→ Set problem
Reproduce each line bearing the word "females".

→ Data provided
* begin *
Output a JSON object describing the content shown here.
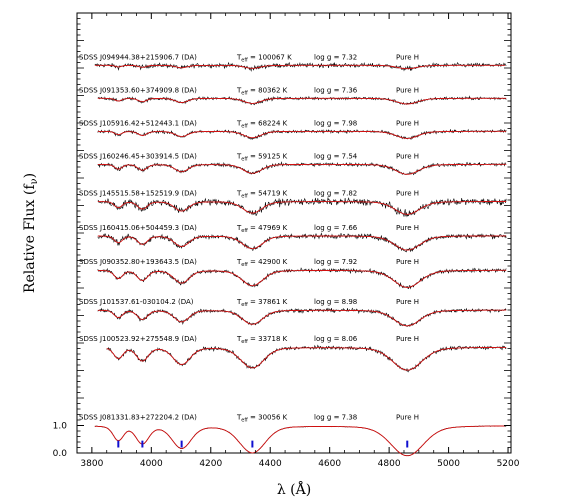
{
  "chart_data": {
    "type": "line",
    "title": "",
    "xlabel": "λ (Å)",
    "ylabel": "Relative Flux (f",
    "ylabel_sub": "ν",
    "ylabel_close": ")",
    "xlim": [
      3750,
      5210
    ],
    "ylim": [
      0,
      16
    ],
    "x_ticks": [
      3800,
      4000,
      4200,
      4400,
      4600,
      4800,
      5000,
      5200
    ],
    "y_ticks": [
      {
        "value": 0.0,
        "label": "0.0"
      },
      {
        "value": 1.0,
        "label": "1.0"
      }
    ],
    "balmer_line_markers": [
      3889,
      3970,
      4102,
      4340,
      4861
    ],
    "marker_color": "#1010d0",
    "model_color": "#d01010",
    "data_color": "#000000",
    "series": [
      {
        "name": "SDSS J094944.38+215906.7 (DA)",
        "teff": "T",
        "teff_sub": "eff",
        "teff_value": " = 100067 K",
        "logg": "log g = 7.32",
        "comp": "Pure H",
        "offset": 14.1,
        "depth": 0.12,
        "noise": 0.07,
        "xstart": 3810
      },
      {
        "name": "SDSS J091353.60+374909.8 (DA)",
        "teff": "T",
        "teff_sub": "eff",
        "teff_value": " = 80362 K",
        "logg": "log g = 7.36",
        "comp": "Pure H",
        "offset": 12.9,
        "depth": 0.2,
        "noise": 0.05,
        "xstart": 3820
      },
      {
        "name": "SDSS J105916.42+512443.1 (DA)",
        "teff": "T",
        "teff_sub": "eff",
        "teff_value": " = 68224 K",
        "logg": "log g = 7.98",
        "comp": "Pure H",
        "offset": 11.7,
        "depth": 0.25,
        "noise": 0.05,
        "xstart": 3820
      },
      {
        "name": "SDSS J160246.45+303914.5 (DA)",
        "teff": "T",
        "teff_sub": "eff",
        "teff_value": " = 59125 K",
        "logg": "log g = 7.54",
        "comp": "Pure H",
        "offset": 10.5,
        "depth": 0.35,
        "noise": 0.06,
        "xstart": 3820
      },
      {
        "name": "SDSS J145515.58+152519.9 (DA)",
        "teff": "T",
        "teff_sub": "eff",
        "teff_value": " = 54719 K",
        "logg": "log g = 7.82",
        "comp": "Pure H",
        "offset": 9.15,
        "depth": 0.45,
        "noise": 0.11,
        "xstart": 3820
      },
      {
        "name": "SDSS J160415.06+504459.3 (DA)",
        "teff": "T",
        "teff_sub": "eff",
        "teff_value": " = 47969 K",
        "logg": "log g = 7.66",
        "comp": "Pure H",
        "offset": 7.9,
        "depth": 0.5,
        "noise": 0.08,
        "xstart": 3820
      },
      {
        "name": "SDSS J090352.80+193643.5 (DA)",
        "teff": "T",
        "teff_sub": "eff",
        "teff_value": " = 42900 K",
        "logg": "log g = 7.92",
        "comp": "Pure H",
        "offset": 6.65,
        "depth": 0.6,
        "noise": 0.06,
        "xstart": 3820
      },
      {
        "name": "SDSS J101537.61-030104.2 (DA)",
        "teff": "T",
        "teff_sub": "eff",
        "teff_value": " = 37861 K",
        "logg": "log g = 8.98",
        "comp": "Pure H",
        "offset": 5.2,
        "depth": 0.55,
        "noise": 0.06,
        "xstart": 3820
      },
      {
        "name": "SDSS J100523.92+275548.9 (DA)",
        "teff": "T",
        "teff_sub": "eff",
        "teff_value": " = 33718 K",
        "logg": "log g = 8.06",
        "comp": "Pure H",
        "offset": 3.85,
        "depth": 0.8,
        "noise": 0.06,
        "xstart": 3850
      },
      {
        "name": "SDSS J081331.83+272204.2 (DA)",
        "teff": "T",
        "teff_sub": "eff",
        "teff_value": " = 30056 K",
        "logg": "log g = 7.38",
        "comp": "Pure H",
        "offset": 1.0,
        "depth": 1.05,
        "noise": 0.01,
        "xstart": 3810
      }
    ]
  }
}
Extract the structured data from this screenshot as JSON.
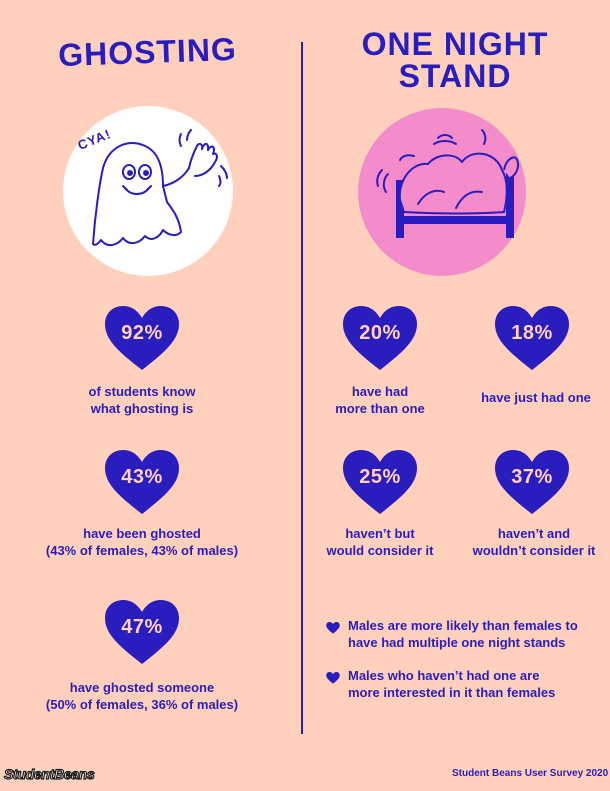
{
  "colors": {
    "background": "#FFD1BD",
    "accent": "#2A1DBE",
    "pink": "#F48CCB",
    "white": "#FFFFFF"
  },
  "ghosting": {
    "title": "GHOSTING",
    "illustration_text": "CYA!",
    "stats": [
      {
        "percent": "92%",
        "lines": [
          "of students know",
          "what ghosting is"
        ]
      },
      {
        "percent": "43%",
        "lines": [
          "have been ghosted",
          "(43% of females, 43% of males)"
        ]
      },
      {
        "percent": "47%",
        "lines": [
          "have ghosted someone",
          "(50% of females, 36% of males)"
        ]
      }
    ]
  },
  "one_night_stand": {
    "title_line1": "ONE NIGHT",
    "title_line2": "STAND",
    "stats": [
      {
        "percent": "20%",
        "lines": [
          "have had",
          "more than one"
        ]
      },
      {
        "percent": "18%",
        "lines": [
          "have just had one"
        ]
      },
      {
        "percent": "25%",
        "lines": [
          "haven’t but",
          "would consider it"
        ]
      },
      {
        "percent": "37%",
        "lines": [
          "haven’t and",
          "wouldn’t consider it"
        ]
      }
    ],
    "notes": [
      {
        "lines": [
          "Males are more likely than females to",
          "have had multiple one night stands"
        ]
      },
      {
        "lines": [
          "Males who haven’t had one are",
          "more interested in it than females"
        ]
      }
    ]
  },
  "footer": {
    "brand": "StudentBeans",
    "source": "Student Beans User Survey 2020"
  }
}
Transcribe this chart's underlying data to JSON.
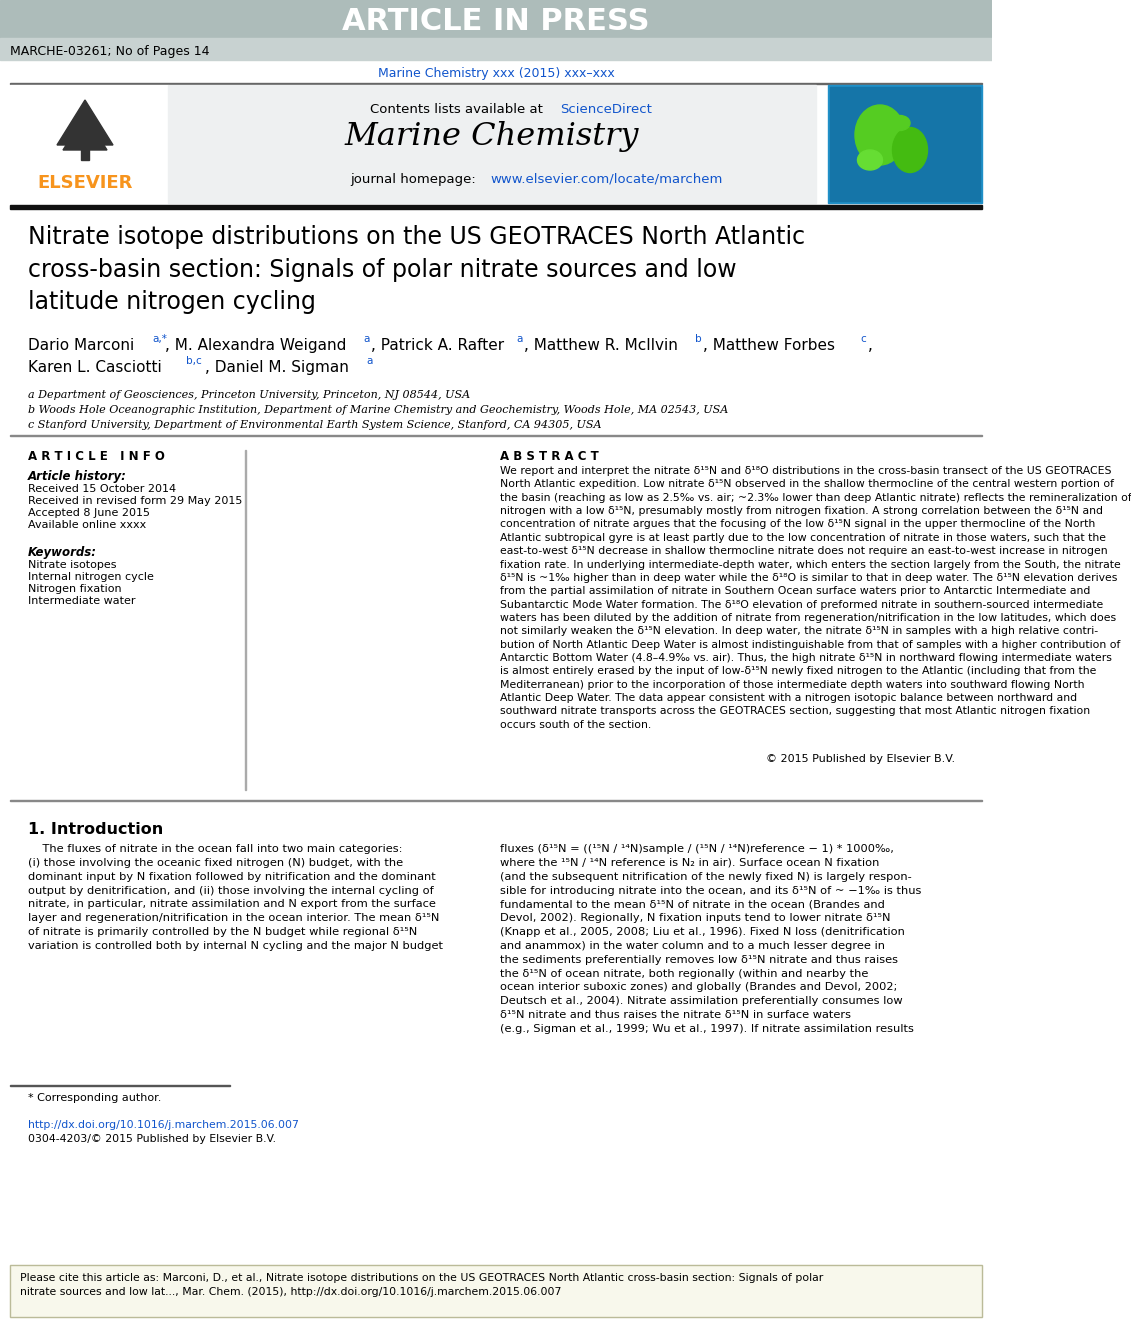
{
  "article_in_press_text": "ARTICLE IN PRESS",
  "article_code": "MARCHE-03261; No of Pages 14",
  "journal_ref": "Marine Chemistry xxx (2015) xxx–xxx",
  "journal_name": "Marine Chemistry",
  "contents_text": "Contents lists available at",
  "sciencedirect": "ScienceDirect",
  "homepage_text": "journal homepage:",
  "homepage_url": "www.elsevier.com/locate/marchem",
  "elsevier_color": "#F7941D",
  "link_color": "#1155CC",
  "title": "Nitrate isotope distributions on the US GEOTRACES North Atlantic\ncross-basin section: Signals of polar nitrate sources and low\nlatitude nitrogen cycling",
  "affil_a": "a Department of Geosciences, Princeton University, Princeton, NJ 08544, USA",
  "affil_b": "b Woods Hole Oceanographic Institution, Department of Marine Chemistry and Geochemistry, Woods Hole, MA 02543, USA",
  "affil_c": "c Stanford University, Department of Environmental Earth System Science, Stanford, CA 94305, USA",
  "article_info_title": "A R T I C L E   I N F O",
  "article_history_title": "Article history:",
  "received1": "Received 15 October 2014",
  "revised": "Received in revised form 29 May 2015",
  "accepted": "Accepted 8 June 2015",
  "available": "Available online xxxx",
  "keywords_title": "Keywords:",
  "kw1": "Nitrate isotopes",
  "kw2": "Internal nitrogen cycle",
  "kw3": "Nitrogen fixation",
  "kw4": "Intermediate water",
  "abstract_title": "A B S T R A C T",
  "abstract_text": "We report and interpret the nitrate δ¹⁵N and δ¹⁸O distributions in the cross-basin transect of the US GEOTRACES\nNorth Atlantic expedition. Low nitrate δ¹⁵N observed in the shallow thermocline of the central western portion of\nthe basin (reaching as low as 2.5‰ vs. air; ~2.3‰ lower than deep Atlantic nitrate) reflects the remineralization of\nnitrogen with a low δ¹⁵N, presumably mostly from nitrogen fixation. A strong correlation between the δ¹⁵N and\nconcentration of nitrate argues that the focusing of the low δ¹⁵N signal in the upper thermocline of the North\nAtlantic subtropical gyre is at least partly due to the low concentration of nitrate in those waters, such that the\neast-to-west δ¹⁵N decrease in shallow thermocline nitrate does not require an east-to-west increase in nitrogen\nfixation rate. In underlying intermediate-depth water, which enters the section largely from the South, the nitrate\nδ¹⁵N is ~1‰ higher than in deep water while the δ¹⁸O is similar to that in deep water. The δ¹⁵N elevation derives\nfrom the partial assimilation of nitrate in Southern Ocean surface waters prior to Antarctic Intermediate and\nSubantarctic Mode Water formation. The δ¹⁸O elevation of preformed nitrate in southern-sourced intermediate\nwaters has been diluted by the addition of nitrate from regeneration/nitrification in the low latitudes, which does\nnot similarly weaken the δ¹⁵N elevation. In deep water, the nitrate δ¹⁵N in samples with a high relative contri-\nbution of North Atlantic Deep Water is almost indistinguishable from that of samples with a higher contribution of\nAntarctic Bottom Water (4.8–4.9‰ vs. air). Thus, the high nitrate δ¹⁵N in northward flowing intermediate waters\nis almost entirely erased by the input of low-δ¹⁵N newly fixed nitrogen to the Atlantic (including that from the\nMediterranean) prior to the incorporation of those intermediate depth waters into southward flowing North\nAtlantic Deep Water. The data appear consistent with a nitrogen isotopic balance between northward and\nsouthward nitrate transports across the GEOTRACES section, suggesting that most Atlantic nitrogen fixation\noccurs south of the section.",
  "copyright_text": "© 2015 Published by Elsevier B.V.",
  "section1_title": "1. Introduction",
  "intro_text_left": "    The fluxes of nitrate in the ocean fall into two main categories:\n(i) those involving the oceanic fixed nitrogen (N) budget, with the\ndominant input by N fixation followed by nitrification and the dominant\noutput by denitrification, and (ii) those involving the internal cycling of\nnitrate, in particular, nitrate assimilation and N export from the surface\nlayer and regeneration/nitrification in the ocean interior. The mean δ¹⁵N\nof nitrate is primarily controlled by the N budget while regional δ¹⁵N\nvariation is controlled both by internal N cycling and the major N budget",
  "intro_text_right": "fluxes (δ¹⁵N = ((¹⁵N / ¹⁴N)sample / (¹⁵N / ¹⁴N)reference − 1) * 1000‰,\nwhere the ¹⁵N / ¹⁴N reference is N₂ in air). Surface ocean N fixation\n(and the subsequent nitrification of the newly fixed N) is largely respon-\nsible for introducing nitrate into the ocean, and its δ¹⁵N of ~ −1‰ is thus\nfundamental to the mean δ¹⁵N of nitrate in the ocean (Brandes and\nDevol, 2002). Regionally, N fixation inputs tend to lower nitrate δ¹⁵N\n(Knapp et al., 2005, 2008; Liu et al., 1996). Fixed N loss (denitrification\nand anammox) in the water column and to a much lesser degree in\nthe sediments preferentially removes low δ¹⁵N nitrate and thus raises\nthe δ¹⁵N of ocean nitrate, both regionally (within and nearby the\nocean interior suboxic zones) and globally (Brandes and Devol, 2002;\nDeutsch et al., 2004). Nitrate assimilation preferentially consumes low\nδ¹⁵N nitrate and thus raises the nitrate δ¹⁵N in surface waters\n(e.g., Sigman et al., 1999; Wu et al., 1997). If nitrate assimilation results",
  "footnote_star": "* Corresponding author.",
  "doi_text": "http://dx.doi.org/10.1016/j.marchem.2015.06.007",
  "issn_text": "0304-4203/© 2015 Published by Elsevier B.V.",
  "cite_box_text": "Please cite this article as: Marconi, D., et al., Nitrate isotope distributions on the US GEOTRACES North Atlantic cross-basin section: Signals of polar\nnitrate sources and low lat..., Mar. Chem. (2015), http://dx.doi.org/10.1016/j.marchem.2015.06.007",
  "bg_white": "#ffffff",
  "header_bg": "#adbcba",
  "subheader_bg": "#c8d2d1",
  "journal_header_bg": "#eef0f1"
}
* end *
→ Written answer
          "(43% of females, 43% of males)"
          "(50% of females, 36% of males)"
          "Males are more likely than females to",
          "more interested in it than females"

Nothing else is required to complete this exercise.